• **EXERCISE OBJECTIVE**
Copy out all of the material exactly as presented.

• **ITEMS**
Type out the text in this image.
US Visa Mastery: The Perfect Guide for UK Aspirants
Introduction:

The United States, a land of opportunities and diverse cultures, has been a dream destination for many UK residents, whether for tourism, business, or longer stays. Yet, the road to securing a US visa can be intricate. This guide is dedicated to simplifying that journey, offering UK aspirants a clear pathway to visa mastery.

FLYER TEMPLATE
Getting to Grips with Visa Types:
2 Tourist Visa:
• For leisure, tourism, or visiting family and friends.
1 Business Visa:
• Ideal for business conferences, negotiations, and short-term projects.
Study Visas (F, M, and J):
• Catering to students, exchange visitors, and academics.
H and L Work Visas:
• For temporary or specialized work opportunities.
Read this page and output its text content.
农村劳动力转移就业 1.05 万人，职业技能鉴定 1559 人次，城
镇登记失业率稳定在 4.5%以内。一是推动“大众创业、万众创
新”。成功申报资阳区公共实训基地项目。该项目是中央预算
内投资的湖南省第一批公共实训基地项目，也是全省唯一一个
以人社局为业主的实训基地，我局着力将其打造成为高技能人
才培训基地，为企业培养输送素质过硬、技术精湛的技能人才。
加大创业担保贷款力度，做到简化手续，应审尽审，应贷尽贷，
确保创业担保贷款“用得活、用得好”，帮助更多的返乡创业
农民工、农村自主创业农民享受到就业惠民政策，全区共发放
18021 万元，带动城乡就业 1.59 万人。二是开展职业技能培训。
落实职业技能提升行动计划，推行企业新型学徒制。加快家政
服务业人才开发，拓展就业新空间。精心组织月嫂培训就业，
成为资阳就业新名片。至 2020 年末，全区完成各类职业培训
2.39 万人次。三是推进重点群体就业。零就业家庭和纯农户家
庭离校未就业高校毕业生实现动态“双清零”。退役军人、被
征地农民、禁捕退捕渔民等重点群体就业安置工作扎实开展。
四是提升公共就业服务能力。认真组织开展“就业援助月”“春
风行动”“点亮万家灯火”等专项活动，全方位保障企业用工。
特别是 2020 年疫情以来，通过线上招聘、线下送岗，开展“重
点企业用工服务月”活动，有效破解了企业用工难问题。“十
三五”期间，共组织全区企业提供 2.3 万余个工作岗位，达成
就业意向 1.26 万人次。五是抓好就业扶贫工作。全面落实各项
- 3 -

• **SOLUTION**
Type out the text in this image.
US Visa Mastery: The Perfect Guide for UK Aspirants
Introduction:

The United States, a land of opportunities and diverse cultures, has been a dream destination for many UK residents, whether for tourism, business, or longer stays. Yet, the road to securing a US visa can be intricate. This guide is dedicated to simplifying that journey, offering UK aspirants a clear pathway to visa mastery.

FLYER TEMPLATE
Getting to Grips with Visa Types:
2 Tourist Visa:
• For leisure, tourism, or visiting family and friends.
1 Business Visa:
• Ideal for business conferences, negotiations, and short-term projects.
Study Visas (F, M, and J):
• Catering to students, exchange visitors, and academics.
H and L Work Visas:
• For temporary or specialized work opportunities.
Read this page and output its text content.
农村劳动力转移就业 1.05 万人，职业技能鉴定 1559 人次，城
镇登记失业率稳定在 4.5%以内。一是推动“大众创业、万众创
新”。成功申报资阳区公共实训基地项目。该项目是中央预算
内投资的湖南省第一批公共实训基地项目，也是全省唯一一个
以人社局为业主的实训基地，我局着力将其打造成为高技能人
才培训基地，为企业培养输送素质过硬、技术精湛的技能人才。
加大创业担保贷款力度，做到简化手续，应审尽审，应贷尽贷，
确保创业担保贷款“用得活、用得好”，帮助更多的返乡创业
农民工、农村自主创业农民享受到就业惠民政策，全区共发放
18021 万元，带动城乡就业 1.59 万人。二是开展职业技能培训。
落实职业技能提升行动计划，推行企业新型学徒制。加快家政
服务业人才开发，拓展就业新空间。精心组织月嫂培训就业，
成为资阳就业新名片。至 2020 年末，全区完成各类职业培训
2.39 万人次。三是推进重点群体就业。零就业家庭和纯农户家
庭离校未就业高校毕业生实现动态“双清零”。退役军人、被
征地农民、禁捕退捕渔民等重点群体就业安置工作扎实开展。
四是提升公共就业服务能力。认真组织开展“就业援助月”“春
风行动”“点亮万家灯火”等专项活动，全方位保障企业用工。
特别是 2020 年疫情以来，通过线上招聘、线下送岗，开展“重
点企业用工服务月”活动，有效破解了企业用工难问题。“十
三五”期间，共组织全区企业提供 2.3 万余个工作岗位，达成
就业意向 1.26 万人次。五是抓好就业扶贫工作。全面落实各项
- 3 -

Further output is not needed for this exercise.